[Extracts from a graphics dataset]
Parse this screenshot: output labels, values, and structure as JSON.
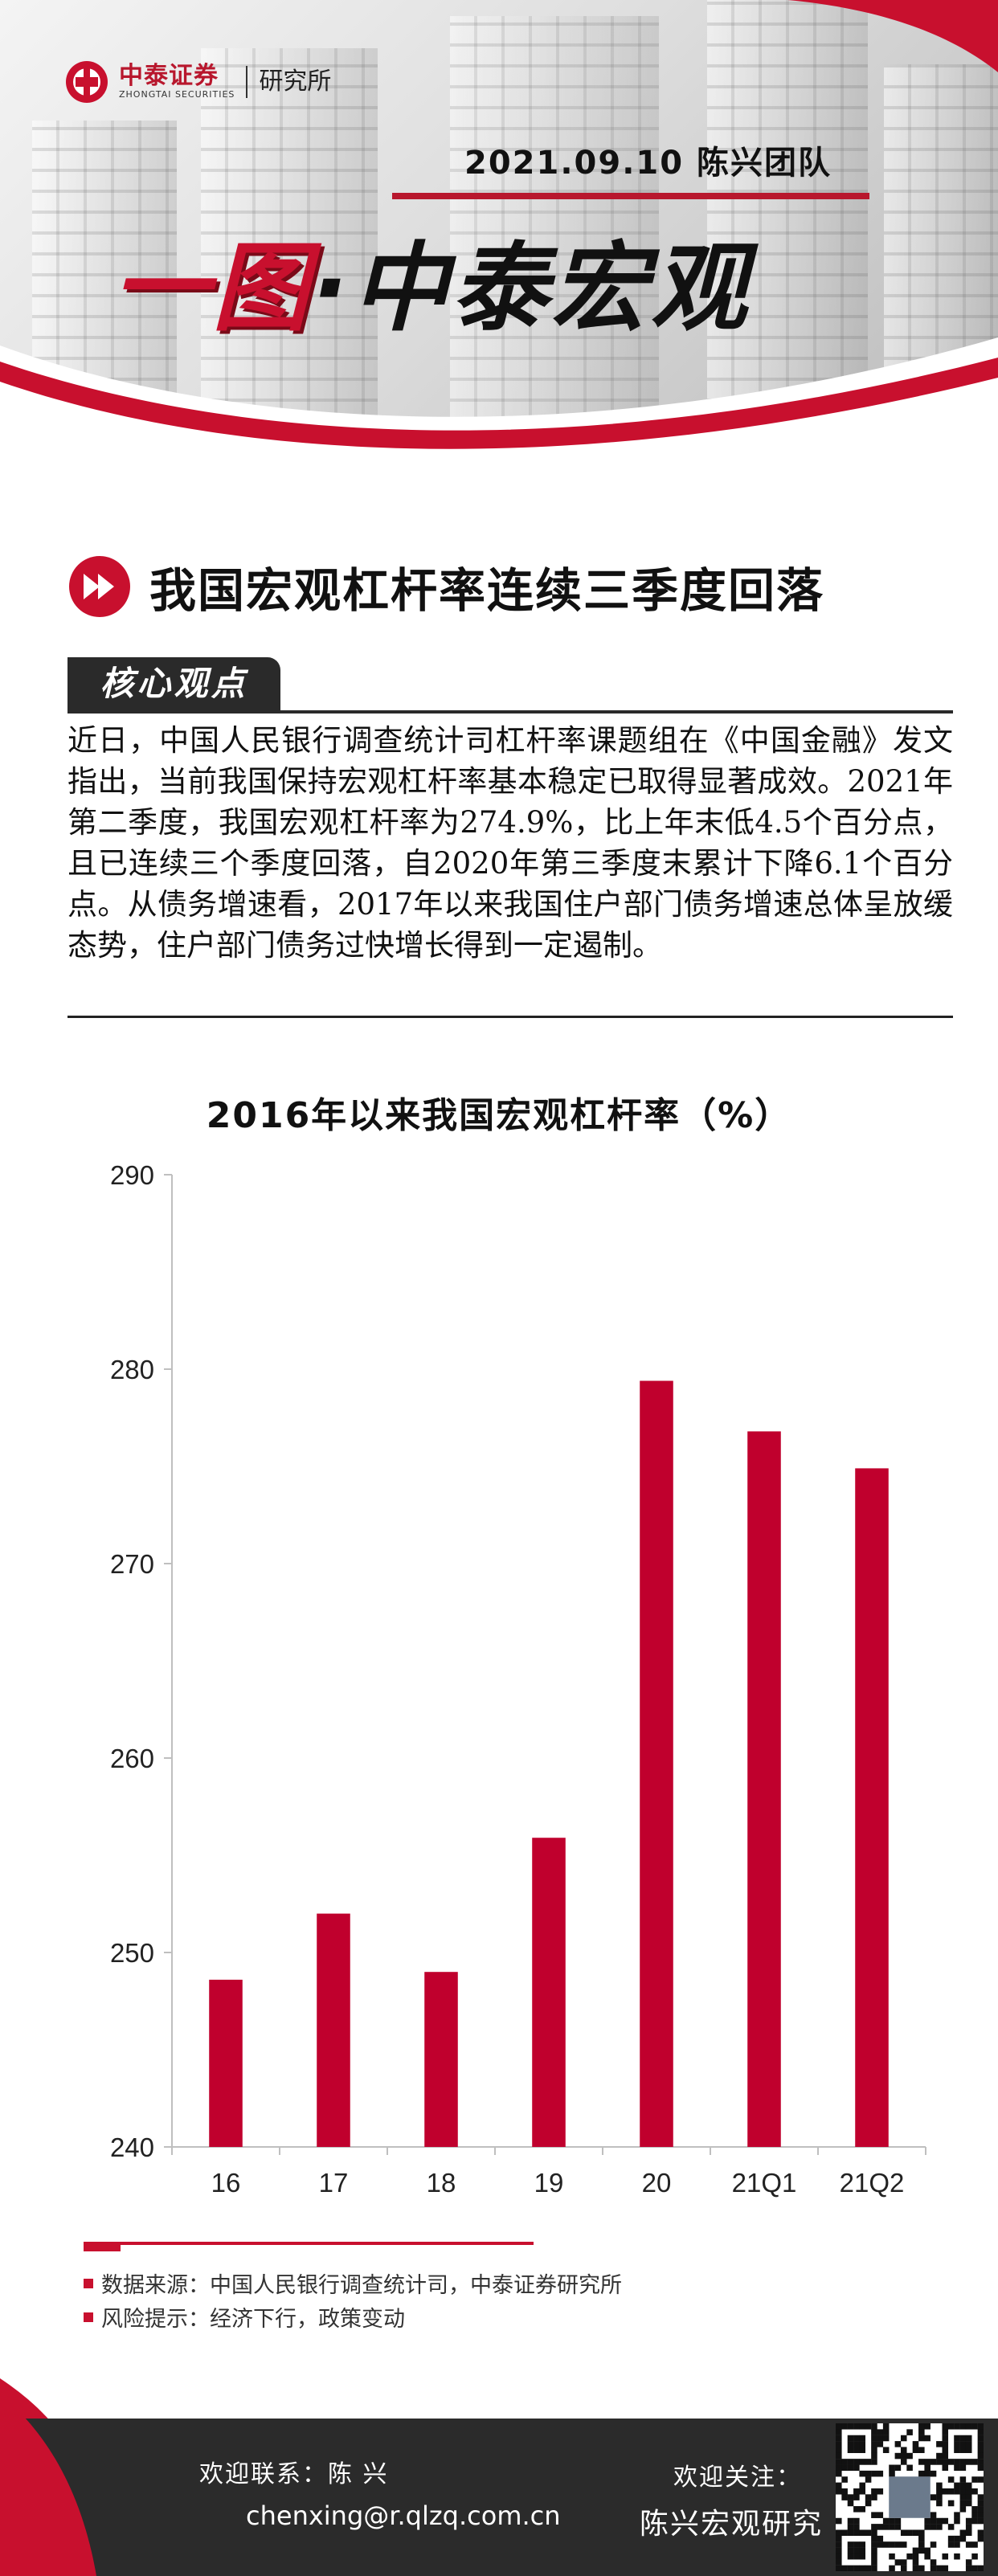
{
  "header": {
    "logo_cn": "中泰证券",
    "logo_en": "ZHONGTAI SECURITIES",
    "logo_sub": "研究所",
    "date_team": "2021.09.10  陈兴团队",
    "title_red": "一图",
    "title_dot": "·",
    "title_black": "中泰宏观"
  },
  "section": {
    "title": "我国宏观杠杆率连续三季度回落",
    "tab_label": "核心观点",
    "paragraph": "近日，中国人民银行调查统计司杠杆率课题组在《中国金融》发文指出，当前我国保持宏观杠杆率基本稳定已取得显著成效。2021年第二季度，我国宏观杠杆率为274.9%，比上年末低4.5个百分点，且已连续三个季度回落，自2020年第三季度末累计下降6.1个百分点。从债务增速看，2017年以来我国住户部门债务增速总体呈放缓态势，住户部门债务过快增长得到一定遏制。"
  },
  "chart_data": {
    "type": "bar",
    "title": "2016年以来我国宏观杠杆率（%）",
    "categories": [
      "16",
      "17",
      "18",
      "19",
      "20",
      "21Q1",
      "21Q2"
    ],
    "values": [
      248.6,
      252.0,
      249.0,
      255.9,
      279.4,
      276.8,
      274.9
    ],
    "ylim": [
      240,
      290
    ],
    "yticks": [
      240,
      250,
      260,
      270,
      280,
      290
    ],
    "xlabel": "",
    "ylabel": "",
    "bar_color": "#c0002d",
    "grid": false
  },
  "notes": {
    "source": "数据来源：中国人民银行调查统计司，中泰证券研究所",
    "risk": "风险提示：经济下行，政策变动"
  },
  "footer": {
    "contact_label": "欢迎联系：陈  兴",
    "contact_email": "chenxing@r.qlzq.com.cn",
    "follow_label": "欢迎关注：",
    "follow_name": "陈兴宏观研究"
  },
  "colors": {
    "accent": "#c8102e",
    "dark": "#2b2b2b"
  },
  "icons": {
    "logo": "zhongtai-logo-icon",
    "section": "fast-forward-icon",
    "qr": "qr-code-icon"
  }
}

--

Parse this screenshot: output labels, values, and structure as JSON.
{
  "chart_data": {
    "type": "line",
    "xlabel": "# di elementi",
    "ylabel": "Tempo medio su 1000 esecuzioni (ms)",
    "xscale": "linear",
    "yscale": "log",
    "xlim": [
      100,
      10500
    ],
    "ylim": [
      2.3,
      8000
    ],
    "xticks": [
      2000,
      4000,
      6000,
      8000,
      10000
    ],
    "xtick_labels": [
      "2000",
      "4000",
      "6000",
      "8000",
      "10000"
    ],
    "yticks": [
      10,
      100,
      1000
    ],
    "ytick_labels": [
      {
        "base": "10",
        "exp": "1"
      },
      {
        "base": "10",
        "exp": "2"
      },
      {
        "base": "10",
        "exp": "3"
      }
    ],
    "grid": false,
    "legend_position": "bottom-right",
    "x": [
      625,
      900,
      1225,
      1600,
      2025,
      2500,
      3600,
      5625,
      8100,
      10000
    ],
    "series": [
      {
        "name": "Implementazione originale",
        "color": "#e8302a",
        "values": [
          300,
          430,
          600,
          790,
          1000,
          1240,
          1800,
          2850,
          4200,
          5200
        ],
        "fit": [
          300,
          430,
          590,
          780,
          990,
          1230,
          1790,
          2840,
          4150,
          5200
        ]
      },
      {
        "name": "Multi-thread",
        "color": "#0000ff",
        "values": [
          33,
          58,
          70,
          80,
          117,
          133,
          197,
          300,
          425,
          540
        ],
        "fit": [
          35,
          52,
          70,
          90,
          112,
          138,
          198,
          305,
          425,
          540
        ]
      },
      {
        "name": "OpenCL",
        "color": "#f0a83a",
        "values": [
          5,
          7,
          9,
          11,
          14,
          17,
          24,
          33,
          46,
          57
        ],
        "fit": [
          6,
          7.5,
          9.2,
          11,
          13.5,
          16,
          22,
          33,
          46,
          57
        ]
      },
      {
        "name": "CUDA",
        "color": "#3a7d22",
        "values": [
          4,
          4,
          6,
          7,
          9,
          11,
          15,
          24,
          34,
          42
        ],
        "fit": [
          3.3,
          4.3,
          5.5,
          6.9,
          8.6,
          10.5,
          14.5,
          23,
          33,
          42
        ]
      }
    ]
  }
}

Task — Filter the entries down to the lines with the word "ylabel" in them.

Worked answer —
    "ylabel": "",
    "ylabel": "Tempo medio su 1000 esecuzioni (ms)",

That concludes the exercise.